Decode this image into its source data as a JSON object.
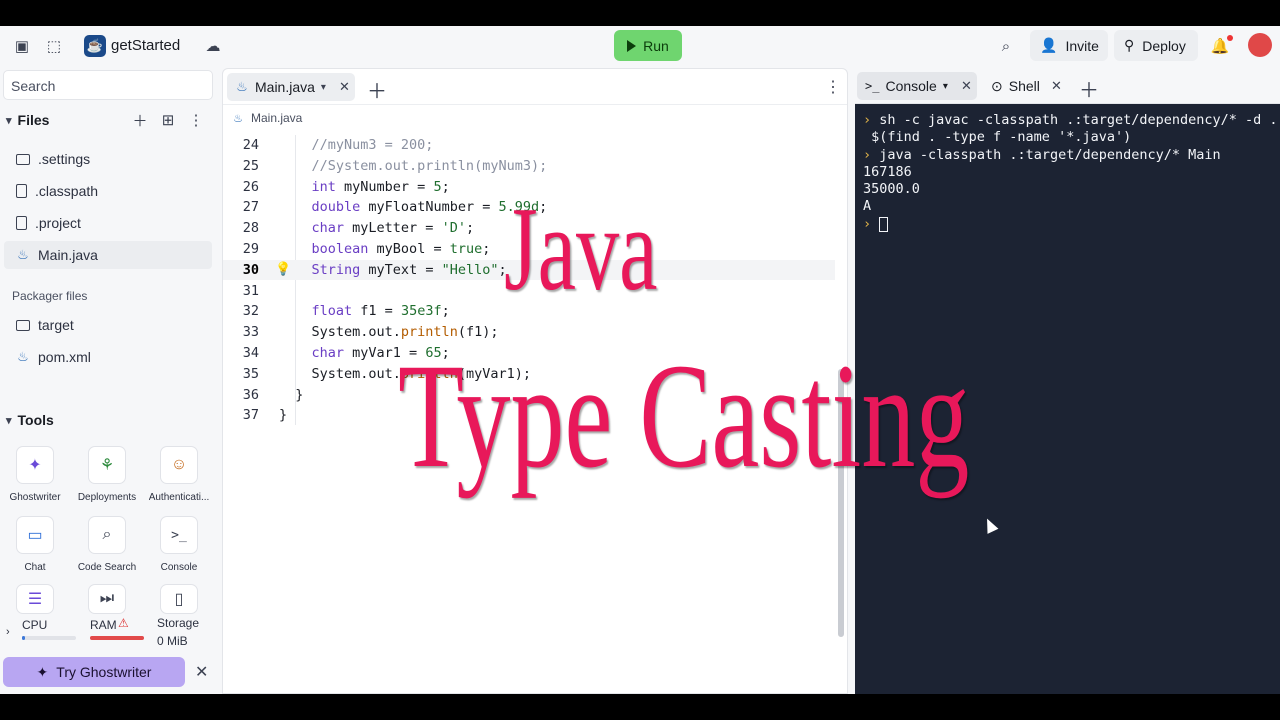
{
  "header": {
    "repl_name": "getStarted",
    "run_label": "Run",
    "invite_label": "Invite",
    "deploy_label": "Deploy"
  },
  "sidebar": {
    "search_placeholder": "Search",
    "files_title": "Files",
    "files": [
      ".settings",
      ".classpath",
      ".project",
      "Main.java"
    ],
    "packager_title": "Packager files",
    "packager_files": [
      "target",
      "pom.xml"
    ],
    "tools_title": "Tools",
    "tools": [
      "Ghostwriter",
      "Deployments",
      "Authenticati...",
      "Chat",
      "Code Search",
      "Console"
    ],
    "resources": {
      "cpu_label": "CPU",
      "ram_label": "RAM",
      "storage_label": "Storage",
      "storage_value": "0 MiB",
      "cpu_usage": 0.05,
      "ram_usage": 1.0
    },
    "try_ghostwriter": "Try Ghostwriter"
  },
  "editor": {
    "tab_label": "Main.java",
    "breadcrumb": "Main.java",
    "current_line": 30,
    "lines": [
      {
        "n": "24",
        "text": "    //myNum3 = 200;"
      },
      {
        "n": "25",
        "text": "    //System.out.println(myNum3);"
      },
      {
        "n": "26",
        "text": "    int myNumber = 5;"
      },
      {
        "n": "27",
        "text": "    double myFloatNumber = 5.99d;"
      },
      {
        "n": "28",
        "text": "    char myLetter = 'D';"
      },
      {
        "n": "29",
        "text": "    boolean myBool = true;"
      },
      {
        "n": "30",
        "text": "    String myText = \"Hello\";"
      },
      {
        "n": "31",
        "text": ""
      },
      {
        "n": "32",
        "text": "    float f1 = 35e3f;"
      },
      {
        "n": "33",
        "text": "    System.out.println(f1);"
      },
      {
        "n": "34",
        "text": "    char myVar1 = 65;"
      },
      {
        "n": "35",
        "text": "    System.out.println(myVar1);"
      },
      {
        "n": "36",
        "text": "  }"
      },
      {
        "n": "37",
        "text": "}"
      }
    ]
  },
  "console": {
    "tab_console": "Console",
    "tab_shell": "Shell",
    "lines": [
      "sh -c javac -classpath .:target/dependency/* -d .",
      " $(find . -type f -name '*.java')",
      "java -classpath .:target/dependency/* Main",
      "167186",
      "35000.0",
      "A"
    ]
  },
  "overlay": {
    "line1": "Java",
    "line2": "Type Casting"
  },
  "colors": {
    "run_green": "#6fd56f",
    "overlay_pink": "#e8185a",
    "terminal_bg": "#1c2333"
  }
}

----------

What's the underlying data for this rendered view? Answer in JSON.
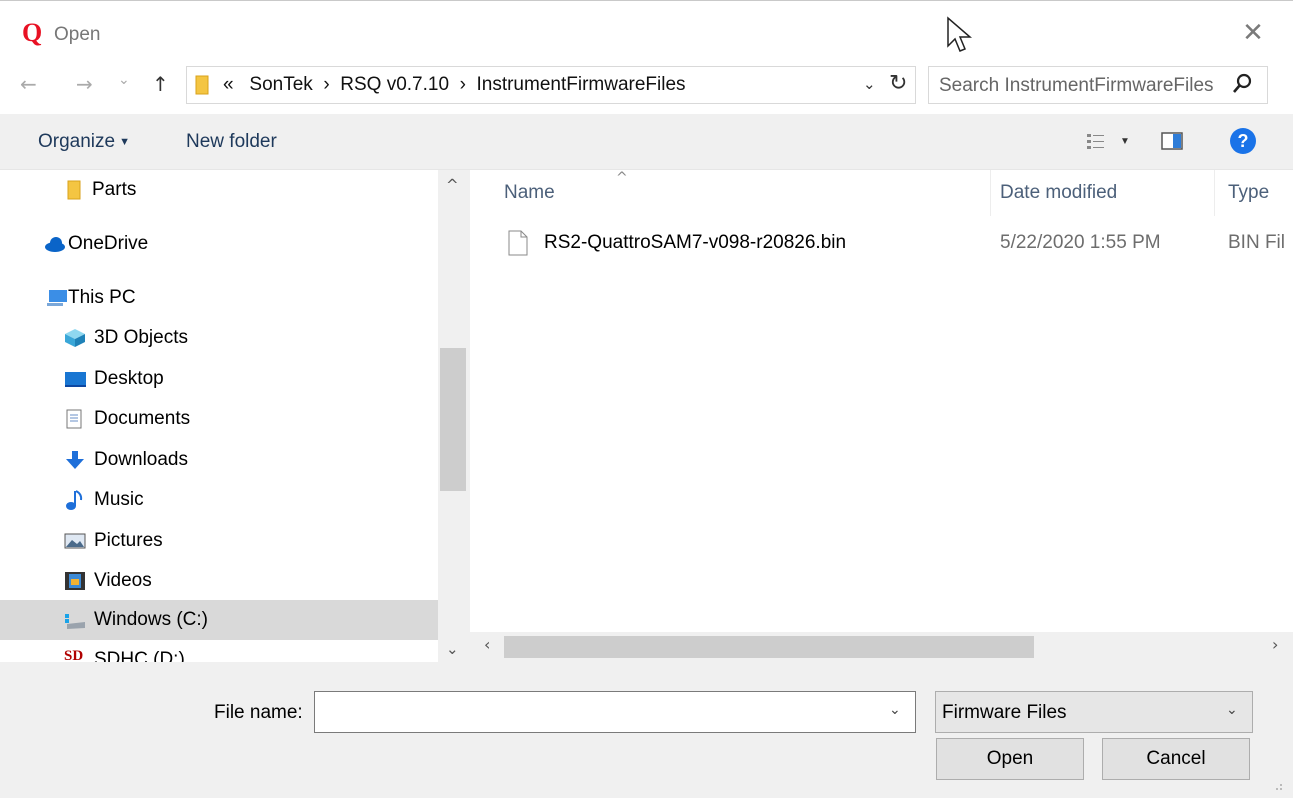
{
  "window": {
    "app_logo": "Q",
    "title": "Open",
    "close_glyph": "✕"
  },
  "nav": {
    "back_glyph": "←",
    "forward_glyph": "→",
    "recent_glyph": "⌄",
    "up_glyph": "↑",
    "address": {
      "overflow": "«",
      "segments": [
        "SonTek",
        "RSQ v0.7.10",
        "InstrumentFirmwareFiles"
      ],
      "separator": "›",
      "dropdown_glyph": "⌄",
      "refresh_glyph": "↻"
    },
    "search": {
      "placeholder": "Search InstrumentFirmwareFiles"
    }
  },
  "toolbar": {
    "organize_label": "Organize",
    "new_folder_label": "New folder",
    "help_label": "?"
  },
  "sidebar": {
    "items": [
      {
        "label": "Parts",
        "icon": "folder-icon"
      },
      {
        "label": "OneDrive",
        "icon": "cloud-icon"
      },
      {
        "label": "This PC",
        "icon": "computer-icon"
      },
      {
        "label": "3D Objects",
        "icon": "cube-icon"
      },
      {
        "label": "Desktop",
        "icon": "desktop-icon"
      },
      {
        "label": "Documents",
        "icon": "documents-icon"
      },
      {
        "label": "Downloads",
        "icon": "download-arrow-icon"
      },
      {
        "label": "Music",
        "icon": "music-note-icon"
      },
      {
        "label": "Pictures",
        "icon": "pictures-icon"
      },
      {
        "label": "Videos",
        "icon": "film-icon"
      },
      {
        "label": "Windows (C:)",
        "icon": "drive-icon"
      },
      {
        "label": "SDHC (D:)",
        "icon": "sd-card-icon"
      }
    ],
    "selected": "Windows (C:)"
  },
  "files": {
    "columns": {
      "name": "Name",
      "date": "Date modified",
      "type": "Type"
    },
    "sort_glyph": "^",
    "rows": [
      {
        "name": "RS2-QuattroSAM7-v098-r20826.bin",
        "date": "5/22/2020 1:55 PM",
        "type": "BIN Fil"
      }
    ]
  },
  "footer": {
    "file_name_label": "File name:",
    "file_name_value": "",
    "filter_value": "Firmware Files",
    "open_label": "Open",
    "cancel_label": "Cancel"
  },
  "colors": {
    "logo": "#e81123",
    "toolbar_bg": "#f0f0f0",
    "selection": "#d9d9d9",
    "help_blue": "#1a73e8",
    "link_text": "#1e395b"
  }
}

----------

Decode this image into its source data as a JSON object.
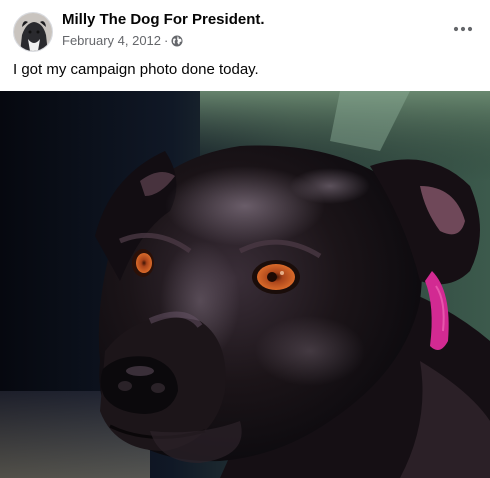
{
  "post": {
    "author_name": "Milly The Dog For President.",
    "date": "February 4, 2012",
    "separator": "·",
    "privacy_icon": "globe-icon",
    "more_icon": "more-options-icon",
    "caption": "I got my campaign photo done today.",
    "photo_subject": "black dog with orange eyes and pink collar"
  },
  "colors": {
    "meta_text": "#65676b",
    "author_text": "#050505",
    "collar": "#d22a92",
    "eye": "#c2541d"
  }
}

----------

### What this task involves
Filter the records above for "InstrumentFirmwareFiles" and copy every matching line.

### Completed exercise
        "InstrumentFirmwareFiles"
      "placeholder": "Search InstrumentFirmwareFiles"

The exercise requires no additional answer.